◆ **Given instruction**:
Please quote the material exactly, every line of it.

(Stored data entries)
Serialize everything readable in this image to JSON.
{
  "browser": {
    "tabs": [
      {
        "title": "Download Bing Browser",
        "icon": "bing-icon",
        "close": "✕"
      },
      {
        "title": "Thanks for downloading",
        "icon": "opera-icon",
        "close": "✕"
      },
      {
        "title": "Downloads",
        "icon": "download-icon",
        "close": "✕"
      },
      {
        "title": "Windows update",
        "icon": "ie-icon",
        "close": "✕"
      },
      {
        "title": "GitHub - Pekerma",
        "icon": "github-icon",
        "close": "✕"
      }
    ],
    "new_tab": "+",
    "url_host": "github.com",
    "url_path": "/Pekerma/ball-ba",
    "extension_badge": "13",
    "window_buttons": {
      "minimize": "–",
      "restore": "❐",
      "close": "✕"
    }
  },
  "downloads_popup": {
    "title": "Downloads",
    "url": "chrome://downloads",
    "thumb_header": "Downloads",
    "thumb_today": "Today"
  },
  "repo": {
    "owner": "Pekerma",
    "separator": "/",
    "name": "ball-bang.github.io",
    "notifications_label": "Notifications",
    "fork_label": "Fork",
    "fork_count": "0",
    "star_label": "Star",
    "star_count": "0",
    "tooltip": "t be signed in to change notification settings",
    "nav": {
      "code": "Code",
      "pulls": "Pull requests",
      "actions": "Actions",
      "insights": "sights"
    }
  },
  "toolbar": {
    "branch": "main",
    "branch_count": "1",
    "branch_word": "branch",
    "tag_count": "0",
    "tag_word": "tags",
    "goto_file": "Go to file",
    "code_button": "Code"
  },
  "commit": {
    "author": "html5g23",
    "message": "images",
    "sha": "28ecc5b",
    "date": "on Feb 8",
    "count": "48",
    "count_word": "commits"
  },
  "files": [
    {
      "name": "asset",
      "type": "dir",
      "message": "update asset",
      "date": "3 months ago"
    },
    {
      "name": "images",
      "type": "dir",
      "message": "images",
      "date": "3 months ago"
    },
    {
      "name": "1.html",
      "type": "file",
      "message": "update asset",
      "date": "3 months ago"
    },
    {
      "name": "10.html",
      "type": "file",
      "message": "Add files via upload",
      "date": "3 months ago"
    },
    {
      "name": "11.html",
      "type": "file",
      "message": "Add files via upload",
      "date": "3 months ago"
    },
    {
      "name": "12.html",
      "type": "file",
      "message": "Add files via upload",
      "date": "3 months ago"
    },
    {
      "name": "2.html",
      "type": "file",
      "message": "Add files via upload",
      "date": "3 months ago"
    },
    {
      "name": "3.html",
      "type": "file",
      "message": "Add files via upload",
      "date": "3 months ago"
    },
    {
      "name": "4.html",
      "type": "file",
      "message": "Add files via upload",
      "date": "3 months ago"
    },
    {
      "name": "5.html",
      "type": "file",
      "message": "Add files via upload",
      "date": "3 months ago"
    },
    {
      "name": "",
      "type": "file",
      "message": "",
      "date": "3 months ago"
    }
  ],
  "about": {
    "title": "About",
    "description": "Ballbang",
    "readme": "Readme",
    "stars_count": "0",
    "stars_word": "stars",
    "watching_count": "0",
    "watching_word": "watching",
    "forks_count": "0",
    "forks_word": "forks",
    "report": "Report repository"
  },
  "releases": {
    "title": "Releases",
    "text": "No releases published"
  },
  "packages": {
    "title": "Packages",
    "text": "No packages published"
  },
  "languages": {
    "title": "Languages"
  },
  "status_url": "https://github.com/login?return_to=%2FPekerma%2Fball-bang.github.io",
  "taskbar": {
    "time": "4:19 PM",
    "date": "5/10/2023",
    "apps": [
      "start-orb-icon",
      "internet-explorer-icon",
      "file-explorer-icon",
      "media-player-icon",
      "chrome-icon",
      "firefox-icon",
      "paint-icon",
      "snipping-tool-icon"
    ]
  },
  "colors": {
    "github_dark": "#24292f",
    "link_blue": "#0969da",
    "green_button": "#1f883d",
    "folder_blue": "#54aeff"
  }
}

◆ **Solution to this exercise**:
Serialize everything readable in this image to JSON.
{
  "browser": {
    "tabs": [
      {
        "title": "Download Bing Browser",
        "icon": "bing-icon",
        "close": "✕"
      },
      {
        "title": "Thanks for downloading",
        "icon": "opera-icon",
        "close": "✕"
      },
      {
        "title": "Downloads",
        "icon": "download-icon",
        "close": "✕"
      },
      {
        "title": "Windows update",
        "icon": "ie-icon",
        "close": "✕"
      },
      {
        "title": "GitHub - Pekerma",
        "icon": "github-icon",
        "close": "✕"
      }
    ],
    "new_tab": "+",
    "url_host": "github.com",
    "url_path": "/Pekerma/ball-ba",
    "extension_badge": "13",
    "window_buttons": {
      "minimize": "–",
      "restore": "❐",
      "close": "✕"
    }
  },
  "downloads_popup": {
    "title": "Downloads",
    "url": "chrome://downloads",
    "thumb_header": "Downloads",
    "thumb_today": "Today"
  },
  "repo": {
    "owner": "Pekerma",
    "separator": "/",
    "name": "ball-bang.github.io",
    "notifications_label": "Notifications",
    "fork_label": "Fork",
    "fork_count": "0",
    "star_label": "Star",
    "star_count": "0",
    "tooltip": "t be signed in to change notification settings",
    "nav": {
      "code": "Code",
      "pulls": "Pull requests",
      "actions": "Actions",
      "insights": "sights"
    }
  },
  "toolbar": {
    "branch": "main",
    "branch_count": "1",
    "branch_word": "branch",
    "tag_count": "0",
    "tag_word": "tags",
    "goto_file": "Go to file",
    "code_button": "Code"
  },
  "commit": {
    "author": "html5g23",
    "message": "images",
    "sha": "28ecc5b",
    "date": "on Feb 8",
    "count": "48",
    "count_word": "commits"
  },
  "files": [
    {
      "name": "asset",
      "type": "dir",
      "message": "update asset",
      "date": "3 months ago"
    },
    {
      "name": "images",
      "type": "dir",
      "message": "images",
      "date": "3 months ago"
    },
    {
      "name": "1.html",
      "type": "file",
      "message": "update asset",
      "date": "3 months ago"
    },
    {
      "name": "10.html",
      "type": "file",
      "message": "Add files via upload",
      "date": "3 months ago"
    },
    {
      "name": "11.html",
      "type": "file",
      "message": "Add files via upload",
      "date": "3 months ago"
    },
    {
      "name": "12.html",
      "type": "file",
      "message": "Add files via upload",
      "date": "3 months ago"
    },
    {
      "name": "2.html",
      "type": "file",
      "message": "Add files via upload",
      "date": "3 months ago"
    },
    {
      "name": "3.html",
      "type": "file",
      "message": "Add files via upload",
      "date": "3 months ago"
    },
    {
      "name": "4.html",
      "type": "file",
      "message": "Add files via upload",
      "date": "3 months ago"
    },
    {
      "name": "5.html",
      "type": "file",
      "message": "Add files via upload",
      "date": "3 months ago"
    },
    {
      "name": "",
      "type": "file",
      "message": "",
      "date": "3 months ago"
    }
  ],
  "about": {
    "title": "About",
    "description": "Ballbang",
    "readme": "Readme",
    "stars_count": "0",
    "stars_word": "stars",
    "watching_count": "0",
    "watching_word": "watching",
    "forks_count": "0",
    "forks_word": "forks",
    "report": "Report repository"
  },
  "releases": {
    "title": "Releases",
    "text": "No releases published"
  },
  "packages": {
    "title": "Packages",
    "text": "No packages published"
  },
  "languages": {
    "title": "Languages"
  },
  "status_url": "https://github.com/login?return_to=%2FPekerma%2Fball-bang.github.io",
  "taskbar": {
    "time": "4:19 PM",
    "date": "5/10/2023",
    "apps": [
      "start-orb-icon",
      "internet-explorer-icon",
      "file-explorer-icon",
      "media-player-icon",
      "chrome-icon",
      "firefox-icon",
      "paint-icon",
      "snipping-tool-icon"
    ]
  },
  "colors": {
    "github_dark": "#24292f",
    "link_blue": "#0969da",
    "green_button": "#1f883d",
    "folder_blue": "#54aeff"
  }
}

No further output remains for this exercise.